Problem details — Copy the records below exactly as they are written.

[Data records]

-- start --

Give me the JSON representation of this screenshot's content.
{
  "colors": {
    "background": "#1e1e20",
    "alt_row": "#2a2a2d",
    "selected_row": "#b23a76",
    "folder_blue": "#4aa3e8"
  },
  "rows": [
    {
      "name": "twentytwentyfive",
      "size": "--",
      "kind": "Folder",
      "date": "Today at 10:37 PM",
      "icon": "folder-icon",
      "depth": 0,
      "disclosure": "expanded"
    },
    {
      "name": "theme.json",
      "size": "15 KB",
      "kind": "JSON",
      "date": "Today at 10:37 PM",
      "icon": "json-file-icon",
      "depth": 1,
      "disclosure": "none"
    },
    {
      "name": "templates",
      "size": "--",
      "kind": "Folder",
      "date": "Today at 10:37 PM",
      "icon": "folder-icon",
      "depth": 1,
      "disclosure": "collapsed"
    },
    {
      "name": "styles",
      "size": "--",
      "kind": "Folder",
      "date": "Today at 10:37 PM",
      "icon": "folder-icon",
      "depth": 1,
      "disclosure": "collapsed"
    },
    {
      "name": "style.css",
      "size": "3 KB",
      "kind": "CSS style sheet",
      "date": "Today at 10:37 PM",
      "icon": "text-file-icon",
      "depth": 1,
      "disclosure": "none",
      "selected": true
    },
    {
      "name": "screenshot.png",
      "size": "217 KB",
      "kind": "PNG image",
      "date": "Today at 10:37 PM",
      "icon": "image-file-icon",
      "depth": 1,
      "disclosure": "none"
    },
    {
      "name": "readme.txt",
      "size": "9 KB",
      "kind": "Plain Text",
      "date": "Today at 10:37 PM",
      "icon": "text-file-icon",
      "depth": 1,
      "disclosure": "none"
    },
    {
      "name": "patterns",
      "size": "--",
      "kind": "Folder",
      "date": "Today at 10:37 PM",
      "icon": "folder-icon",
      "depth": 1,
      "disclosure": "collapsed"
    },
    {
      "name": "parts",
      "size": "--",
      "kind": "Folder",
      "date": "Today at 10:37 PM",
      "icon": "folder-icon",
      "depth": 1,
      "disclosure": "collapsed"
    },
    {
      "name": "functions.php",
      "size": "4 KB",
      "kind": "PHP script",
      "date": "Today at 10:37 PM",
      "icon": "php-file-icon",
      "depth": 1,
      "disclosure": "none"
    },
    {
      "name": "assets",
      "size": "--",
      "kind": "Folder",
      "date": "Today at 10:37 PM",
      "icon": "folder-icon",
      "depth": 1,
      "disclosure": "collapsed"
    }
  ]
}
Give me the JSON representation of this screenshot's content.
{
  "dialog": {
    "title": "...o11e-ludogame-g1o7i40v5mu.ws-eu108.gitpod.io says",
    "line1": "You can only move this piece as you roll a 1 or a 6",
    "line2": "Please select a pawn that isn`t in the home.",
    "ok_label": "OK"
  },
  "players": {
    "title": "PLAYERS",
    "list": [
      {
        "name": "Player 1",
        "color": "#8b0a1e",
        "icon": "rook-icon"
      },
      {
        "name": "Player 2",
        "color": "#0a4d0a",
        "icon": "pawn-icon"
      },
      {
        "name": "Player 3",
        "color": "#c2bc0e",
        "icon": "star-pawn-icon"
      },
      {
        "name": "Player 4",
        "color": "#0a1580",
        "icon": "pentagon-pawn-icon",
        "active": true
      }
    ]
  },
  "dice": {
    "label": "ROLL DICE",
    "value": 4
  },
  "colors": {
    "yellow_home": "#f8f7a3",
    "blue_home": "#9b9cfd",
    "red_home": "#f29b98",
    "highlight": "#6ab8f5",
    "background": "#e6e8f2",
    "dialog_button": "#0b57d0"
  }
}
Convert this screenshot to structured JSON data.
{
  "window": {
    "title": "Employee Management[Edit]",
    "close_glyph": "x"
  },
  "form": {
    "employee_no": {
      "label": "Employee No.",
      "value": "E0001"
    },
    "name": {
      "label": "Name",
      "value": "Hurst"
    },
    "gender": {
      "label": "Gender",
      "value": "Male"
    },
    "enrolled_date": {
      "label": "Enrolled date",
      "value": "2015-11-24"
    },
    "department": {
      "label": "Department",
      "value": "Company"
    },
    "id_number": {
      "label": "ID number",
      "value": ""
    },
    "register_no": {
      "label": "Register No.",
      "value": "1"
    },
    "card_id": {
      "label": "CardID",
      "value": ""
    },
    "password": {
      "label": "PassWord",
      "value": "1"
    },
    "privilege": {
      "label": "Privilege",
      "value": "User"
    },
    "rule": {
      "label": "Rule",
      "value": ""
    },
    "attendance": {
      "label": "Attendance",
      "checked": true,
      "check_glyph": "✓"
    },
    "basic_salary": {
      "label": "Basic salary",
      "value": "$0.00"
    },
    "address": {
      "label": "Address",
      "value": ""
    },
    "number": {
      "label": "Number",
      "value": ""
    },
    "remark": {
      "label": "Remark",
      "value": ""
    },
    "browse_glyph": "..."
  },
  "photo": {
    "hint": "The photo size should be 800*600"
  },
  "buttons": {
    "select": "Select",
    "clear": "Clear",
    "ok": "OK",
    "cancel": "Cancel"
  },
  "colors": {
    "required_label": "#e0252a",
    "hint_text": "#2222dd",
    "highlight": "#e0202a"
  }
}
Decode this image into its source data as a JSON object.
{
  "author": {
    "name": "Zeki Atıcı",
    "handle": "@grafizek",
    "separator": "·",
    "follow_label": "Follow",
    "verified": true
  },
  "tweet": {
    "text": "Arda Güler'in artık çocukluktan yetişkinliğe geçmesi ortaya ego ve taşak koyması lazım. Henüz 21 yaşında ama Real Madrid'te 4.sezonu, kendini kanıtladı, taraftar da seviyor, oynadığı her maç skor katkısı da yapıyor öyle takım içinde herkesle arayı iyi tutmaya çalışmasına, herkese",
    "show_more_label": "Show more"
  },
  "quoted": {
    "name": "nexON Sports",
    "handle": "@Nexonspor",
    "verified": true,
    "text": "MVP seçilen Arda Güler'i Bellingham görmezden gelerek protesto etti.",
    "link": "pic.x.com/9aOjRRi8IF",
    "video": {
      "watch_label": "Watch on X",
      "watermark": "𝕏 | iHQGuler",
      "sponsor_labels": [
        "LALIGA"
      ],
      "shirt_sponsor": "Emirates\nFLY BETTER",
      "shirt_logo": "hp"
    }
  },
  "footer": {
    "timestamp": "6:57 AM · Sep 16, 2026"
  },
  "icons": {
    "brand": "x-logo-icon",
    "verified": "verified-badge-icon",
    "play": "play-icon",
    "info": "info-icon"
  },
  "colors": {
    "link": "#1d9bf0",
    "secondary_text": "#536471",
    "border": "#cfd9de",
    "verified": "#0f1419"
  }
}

-- end --

The output —
Give me the JSON representation of this screenshot's content.
{
  "colors": {
    "background": "#1e1e20",
    "alt_row": "#2a2a2d",
    "selected_row": "#b23a76",
    "folder_blue": "#4aa3e8"
  },
  "rows": [
    {
      "name": "twentytwentyfive",
      "size": "--",
      "kind": "Folder",
      "date": "Today at 10:37 PM",
      "icon": "folder-icon",
      "depth": 0,
      "disclosure": "expanded"
    },
    {
      "name": "theme.json",
      "size": "15 KB",
      "kind": "JSON",
      "date": "Today at 10:37 PM",
      "icon": "json-file-icon",
      "depth": 1,
      "disclosure": "none"
    },
    {
      "name": "templates",
      "size": "--",
      "kind": "Folder",
      "date": "Today at 10:37 PM",
      "icon": "folder-icon",
      "depth": 1,
      "disclosure": "collapsed"
    },
    {
      "name": "styles",
      "size": "--",
      "kind": "Folder",
      "date": "Today at 10:37 PM",
      "icon": "folder-icon",
      "depth": 1,
      "disclosure": "collapsed"
    },
    {
      "name": "style.css",
      "size": "3 KB",
      "kind": "CSS style sheet",
      "date": "Today at 10:37 PM",
      "icon": "text-file-icon",
      "depth": 1,
      "disclosure": "none",
      "selected": true
    },
    {
      "name": "screenshot.png",
      "size": "217 KB",
      "kind": "PNG image",
      "date": "Today at 10:37 PM",
      "icon": "image-file-icon",
      "depth": 1,
      "disclosure": "none"
    },
    {
      "name": "readme.txt",
      "size": "9 KB",
      "kind": "Plain Text",
      "date": "Today at 10:37 PM",
      "icon": "text-file-icon",
      "depth": 1,
      "disclosure": "none"
    },
    {
      "name": "patterns",
      "size": "--",
      "kind": "Folder",
      "date": "Today at 10:37 PM",
      "icon": "folder-icon",
      "depth": 1,
      "disclosure": "collapsed"
    },
    {
      "name": "parts",
      "size": "--",
      "kind": "Folder",
      "date": "Today at 10:37 PM",
      "icon": "folder-icon",
      "depth": 1,
      "disclosure": "collapsed"
    },
    {
      "name": "functions.php",
      "size": "4 KB",
      "kind": "PHP script",
      "date": "Today at 10:37 PM",
      "icon": "php-file-icon",
      "depth": 1,
      "disclosure": "none"
    },
    {
      "name": "assets",
      "size": "--",
      "kind": "Folder",
      "date": "Today at 10:37 PM",
      "icon": "folder-icon",
      "depth": 1,
      "disclosure": "collapsed"
    }
  ]
}
Give me the JSON representation of this screenshot's content.
{
  "dialog": {
    "title": "...o11e-ludogame-g1o7i40v5mu.ws-eu108.gitpod.io says",
    "line1": "You can only move this piece as you roll a 1 or a 6",
    "line2": "Please select a pawn that isn`t in the home.",
    "ok_label": "OK"
  },
  "players": {
    "title": "PLAYERS",
    "list": [
      {
        "name": "Player 1",
        "color": "#8b0a1e",
        "icon": "rook-icon"
      },
      {
        "name": "Player 2",
        "color": "#0a4d0a",
        "icon": "pawn-icon"
      },
      {
        "name": "Player 3",
        "color": "#c2bc0e",
        "icon": "star-pawn-icon"
      },
      {
        "name": "Player 4",
        "color": "#0a1580",
        "icon": "pentagon-pawn-icon",
        "active": true
      }
    ]
  },
  "dice": {
    "label": "ROLL DICE",
    "value": 4
  },
  "colors": {
    "yellow_home": "#f8f7a3",
    "blue_home": "#9b9cfd",
    "red_home": "#f29b98",
    "highlight": "#6ab8f5",
    "background": "#e6e8f2",
    "dialog_button": "#0b57d0"
  }
}
Convert this screenshot to structured JSON data.
{
  "window": {
    "title": "Employee Management[Edit]",
    "close_glyph": "x"
  },
  "form": {
    "employee_no": {
      "label": "Employee No.",
      "value": "E0001"
    },
    "name": {
      "label": "Name",
      "value": "Hurst"
    },
    "gender": {
      "label": "Gender",
      "value": "Male"
    },
    "enrolled_date": {
      "label": "Enrolled date",
      "value": "2015-11-24"
    },
    "department": {
      "label": "Department",
      "value": "Company"
    },
    "id_number": {
      "label": "ID number",
      "value": ""
    },
    "register_no": {
      "label": "Register No.",
      "value": "1"
    },
    "card_id": {
      "label": "CardID",
      "value": ""
    },
    "password": {
      "label": "PassWord",
      "value": "1"
    },
    "privilege": {
      "label": "Privilege",
      "value": "User"
    },
    "rule": {
      "label": "Rule",
      "value": ""
    },
    "attendance": {
      "label": "Attendance",
      "checked": true,
      "check_glyph": "✓"
    },
    "basic_salary": {
      "label": "Basic salary",
      "value": "$0.00"
    },
    "address": {
      "label": "Address",
      "value": ""
    },
    "number": {
      "label": "Number",
      "value": ""
    },
    "remark": {
      "label": "Remark",
      "value": ""
    },
    "browse_glyph": "..."
  },
  "photo": {
    "hint": "The photo size should be 800*600"
  },
  "buttons": {
    "select": "Select",
    "clear": "Clear",
    "ok": "OK",
    "cancel": "Cancel"
  },
  "colors": {
    "required_label": "#e0252a",
    "hint_text": "#2222dd",
    "highlight": "#e0202a"
  }
}
Decode this image into its source data as a JSON object.
{
  "author": {
    "name": "Zeki Atıcı",
    "handle": "@grafizek",
    "separator": "·",
    "follow_label": "Follow",
    "verified": true
  },
  "tweet": {
    "text": "Arda Güler'in artık çocukluktan yetişkinliğe geçmesi ortaya ego ve taşak koyması lazım. Henüz 21 yaşında ama Real Madrid'te 4.sezonu, kendini kanıtladı, taraftar da seviyor, oynadığı her maç skor katkısı da yapıyor öyle takım içinde herkesle arayı iyi tutmaya çalışmasına, herkese",
    "show_more_label": "Show more"
  },
  "quoted": {
    "name": "nexON Sports",
    "handle": "@Nexonspor",
    "verified": true,
    "text": "MVP seçilen Arda Güler'i Bellingham görmezden gelerek protesto etti.",
    "link": "pic.x.com/9aOjRRi8IF",
    "video": {
      "watch_label": "Watch on X",
      "watermark": "𝕏 | iHQGuler",
      "sponsor_labels": [
        "LALIGA"
      ],
      "shirt_sponsor": "Emirates\nFLY BETTER",
      "shirt_logo": "hp"
    }
  },
  "footer": {
    "timestamp": "6:57 AM · Sep 16, 2026"
  },
  "icons": {
    "brand": "x-logo-icon",
    "verified": "verified-badge-icon",
    "play": "play-icon",
    "info": "info-icon"
  },
  "colors": {
    "link": "#1d9bf0",
    "secondary_text": "#536471",
    "border": "#cfd9de",
    "verified": "#0f1419"
  }
}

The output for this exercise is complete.